→ WORK REQUIRED:
Copy each line of the entries that contains the word "파프리카".

→ RECORDS TO USE:
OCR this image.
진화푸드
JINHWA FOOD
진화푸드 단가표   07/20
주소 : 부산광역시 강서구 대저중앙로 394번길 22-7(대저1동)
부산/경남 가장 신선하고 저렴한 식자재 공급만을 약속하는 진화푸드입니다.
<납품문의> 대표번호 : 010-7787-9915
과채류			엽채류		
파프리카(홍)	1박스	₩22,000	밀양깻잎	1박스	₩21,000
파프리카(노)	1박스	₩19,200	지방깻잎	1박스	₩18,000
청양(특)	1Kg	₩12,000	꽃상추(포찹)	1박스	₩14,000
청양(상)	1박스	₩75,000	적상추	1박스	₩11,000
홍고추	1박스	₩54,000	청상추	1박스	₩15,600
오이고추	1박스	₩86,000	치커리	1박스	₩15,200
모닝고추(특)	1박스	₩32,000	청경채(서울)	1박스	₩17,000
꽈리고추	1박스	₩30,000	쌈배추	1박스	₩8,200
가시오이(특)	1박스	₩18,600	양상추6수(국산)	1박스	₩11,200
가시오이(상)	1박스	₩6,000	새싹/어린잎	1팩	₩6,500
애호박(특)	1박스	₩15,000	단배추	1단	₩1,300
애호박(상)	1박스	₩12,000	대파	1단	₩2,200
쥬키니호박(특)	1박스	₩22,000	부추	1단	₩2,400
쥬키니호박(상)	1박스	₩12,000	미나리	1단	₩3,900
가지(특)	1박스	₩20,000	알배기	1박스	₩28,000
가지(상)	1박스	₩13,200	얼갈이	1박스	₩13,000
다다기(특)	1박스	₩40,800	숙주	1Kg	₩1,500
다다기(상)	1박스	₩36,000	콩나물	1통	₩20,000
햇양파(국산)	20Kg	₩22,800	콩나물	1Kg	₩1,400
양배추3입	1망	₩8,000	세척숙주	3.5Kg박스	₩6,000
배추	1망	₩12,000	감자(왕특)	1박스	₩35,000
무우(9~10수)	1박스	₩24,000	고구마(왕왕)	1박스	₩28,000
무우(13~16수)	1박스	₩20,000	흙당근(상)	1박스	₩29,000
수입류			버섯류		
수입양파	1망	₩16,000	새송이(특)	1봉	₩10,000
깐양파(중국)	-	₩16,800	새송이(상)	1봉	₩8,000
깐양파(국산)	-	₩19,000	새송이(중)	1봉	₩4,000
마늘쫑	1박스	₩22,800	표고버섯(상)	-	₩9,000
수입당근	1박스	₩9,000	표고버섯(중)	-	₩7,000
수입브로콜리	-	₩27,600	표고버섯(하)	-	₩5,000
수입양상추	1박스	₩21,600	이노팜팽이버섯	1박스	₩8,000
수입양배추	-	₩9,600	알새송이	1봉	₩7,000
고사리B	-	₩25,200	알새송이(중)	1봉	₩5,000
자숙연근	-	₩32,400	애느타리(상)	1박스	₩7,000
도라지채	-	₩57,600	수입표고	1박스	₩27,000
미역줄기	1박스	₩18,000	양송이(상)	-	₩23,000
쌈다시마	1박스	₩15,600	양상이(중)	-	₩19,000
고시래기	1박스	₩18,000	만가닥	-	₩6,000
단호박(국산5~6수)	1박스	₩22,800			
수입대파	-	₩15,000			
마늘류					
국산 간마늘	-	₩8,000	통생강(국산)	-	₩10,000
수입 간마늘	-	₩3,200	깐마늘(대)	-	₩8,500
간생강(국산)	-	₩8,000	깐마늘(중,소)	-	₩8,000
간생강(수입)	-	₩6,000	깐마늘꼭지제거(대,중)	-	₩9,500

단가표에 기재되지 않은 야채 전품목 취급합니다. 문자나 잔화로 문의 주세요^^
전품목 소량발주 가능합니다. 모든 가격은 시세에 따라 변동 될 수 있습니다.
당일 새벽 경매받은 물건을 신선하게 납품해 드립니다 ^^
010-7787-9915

→ TASK OUTPUT:
파프리카(홍)	1박스	₩22,000	밀양깻잎	1박스	₩21,000
파프리카(노)	1박스	₩19,200	지방깻잎	1박스	₩18,000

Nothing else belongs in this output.